— Items —

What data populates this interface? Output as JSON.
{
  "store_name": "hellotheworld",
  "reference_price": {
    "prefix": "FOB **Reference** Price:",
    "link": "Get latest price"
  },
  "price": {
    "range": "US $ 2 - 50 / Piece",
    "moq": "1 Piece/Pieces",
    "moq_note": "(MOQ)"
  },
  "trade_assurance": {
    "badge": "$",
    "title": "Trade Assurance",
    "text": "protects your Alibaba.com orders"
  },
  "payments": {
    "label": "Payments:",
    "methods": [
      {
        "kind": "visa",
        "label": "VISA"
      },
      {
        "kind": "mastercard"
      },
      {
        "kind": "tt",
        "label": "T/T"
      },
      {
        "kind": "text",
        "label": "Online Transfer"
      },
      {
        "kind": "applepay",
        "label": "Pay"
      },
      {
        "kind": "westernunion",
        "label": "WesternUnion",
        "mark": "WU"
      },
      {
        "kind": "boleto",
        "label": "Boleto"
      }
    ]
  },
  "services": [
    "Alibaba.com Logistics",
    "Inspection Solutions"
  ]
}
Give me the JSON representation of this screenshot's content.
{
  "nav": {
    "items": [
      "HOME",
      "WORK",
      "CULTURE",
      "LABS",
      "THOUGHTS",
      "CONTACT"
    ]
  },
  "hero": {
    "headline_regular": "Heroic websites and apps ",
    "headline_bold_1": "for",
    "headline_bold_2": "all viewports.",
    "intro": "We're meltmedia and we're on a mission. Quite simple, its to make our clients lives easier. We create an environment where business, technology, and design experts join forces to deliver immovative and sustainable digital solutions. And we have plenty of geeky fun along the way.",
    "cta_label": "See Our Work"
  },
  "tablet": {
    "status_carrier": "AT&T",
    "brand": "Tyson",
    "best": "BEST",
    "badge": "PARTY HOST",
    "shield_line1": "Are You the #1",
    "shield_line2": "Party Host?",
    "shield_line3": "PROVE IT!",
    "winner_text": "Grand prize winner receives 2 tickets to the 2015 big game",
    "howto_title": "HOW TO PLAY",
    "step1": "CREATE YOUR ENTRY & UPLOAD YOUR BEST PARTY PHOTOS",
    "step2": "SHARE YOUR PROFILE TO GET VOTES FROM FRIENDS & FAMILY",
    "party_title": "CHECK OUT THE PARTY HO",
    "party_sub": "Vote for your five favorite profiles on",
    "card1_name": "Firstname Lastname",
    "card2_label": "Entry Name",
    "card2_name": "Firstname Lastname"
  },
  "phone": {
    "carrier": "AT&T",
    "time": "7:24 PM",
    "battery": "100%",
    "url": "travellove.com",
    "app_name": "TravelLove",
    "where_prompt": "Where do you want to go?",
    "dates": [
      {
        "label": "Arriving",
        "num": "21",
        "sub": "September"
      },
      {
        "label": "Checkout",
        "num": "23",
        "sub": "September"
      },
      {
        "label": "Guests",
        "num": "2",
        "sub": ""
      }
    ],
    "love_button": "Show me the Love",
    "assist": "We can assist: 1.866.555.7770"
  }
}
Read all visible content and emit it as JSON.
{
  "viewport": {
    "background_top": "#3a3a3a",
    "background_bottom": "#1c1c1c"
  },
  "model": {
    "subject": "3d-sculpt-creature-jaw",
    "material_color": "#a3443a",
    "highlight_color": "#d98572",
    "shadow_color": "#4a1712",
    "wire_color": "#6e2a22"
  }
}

— Problem to solve —
Word for word, write out all of the data above.

— The answer —
What data populates this interface? Output as JSON.
{
  "store_name": "hellotheworld",
  "reference_price": {
    "prefix": "FOB **Reference** Price:",
    "link": "Get latest price"
  },
  "price": {
    "range": "US $ 2 - 50 / Piece",
    "moq": "1 Piece/Pieces",
    "moq_note": "(MOQ)"
  },
  "trade_assurance": {
    "badge": "$",
    "title": "Trade Assurance",
    "text": "protects your Alibaba.com orders"
  },
  "payments": {
    "label": "Payments:",
    "methods": [
      {
        "kind": "visa",
        "label": "VISA"
      },
      {
        "kind": "mastercard"
      },
      {
        "kind": "tt",
        "label": "T/T"
      },
      {
        "kind": "text",
        "label": "Online Transfer"
      },
      {
        "kind": "applepay",
        "label": "Pay"
      },
      {
        "kind": "westernunion",
        "label": "WesternUnion",
        "mark": "WU"
      },
      {
        "kind": "boleto",
        "label": "Boleto"
      }
    ]
  },
  "services": [
    "Alibaba.com Logistics",
    "Inspection Solutions"
  ]
}
Give me the JSON representation of this screenshot's content.
{
  "nav": {
    "items": [
      "HOME",
      "WORK",
      "CULTURE",
      "LABS",
      "THOUGHTS",
      "CONTACT"
    ]
  },
  "hero": {
    "headline_regular": "Heroic websites and apps ",
    "headline_bold_1": "for",
    "headline_bold_2": "all viewports.",
    "intro": "We're meltmedia and we're on a mission. Quite simple, its to make our clients lives easier. We create an environment where business, technology, and design experts join forces to deliver immovative and sustainable digital solutions. And we have plenty of geeky fun along the way.",
    "cta_label": "See Our Work"
  },
  "tablet": {
    "status_carrier": "AT&T",
    "brand": "Tyson",
    "best": "BEST",
    "badge": "PARTY HOST",
    "shield_line1": "Are You the #1",
    "shield_line2": "Party Host?",
    "shield_line3": "PROVE IT!",
    "winner_text": "Grand prize winner receives 2 tickets to the 2015 big game",
    "howto_title": "HOW TO PLAY",
    "step1": "CREATE YOUR ENTRY & UPLOAD YOUR BEST PARTY PHOTOS",
    "step2": "SHARE YOUR PROFILE TO GET VOTES FROM FRIENDS & FAMILY",
    "party_title": "CHECK OUT THE PARTY HO",
    "party_sub": "Vote for your five favorite profiles on",
    "card1_name": "Firstname Lastname",
    "card2_label": "Entry Name",
    "card2_name": "Firstname Lastname"
  },
  "phone": {
    "carrier": "AT&T",
    "time": "7:24 PM",
    "battery": "100%",
    "url": "travellove.com",
    "app_name": "TravelLove",
    "where_prompt": "Where do you want to go?",
    "dates": [
      {
        "label": "Arriving",
        "num": "21",
        "sub": "September"
      },
      {
        "label": "Checkout",
        "num": "23",
        "sub": "September"
      },
      {
        "label": "Guests",
        "num": "2",
        "sub": ""
      }
    ],
    "love_button": "Show me the Love",
    "assist": "We can assist: 1.866.555.7770"
  }
}
Read all visible content and emit it as JSON.
{
  "viewport": {
    "background_top": "#3a3a3a",
    "background_bottom": "#1c1c1c"
  },
  "model": {
    "subject": "3d-sculpt-creature-jaw",
    "material_color": "#a3443a",
    "highlight_color": "#d98572",
    "shadow_color": "#4a1712",
    "wire_color": "#6e2a22"
  }
}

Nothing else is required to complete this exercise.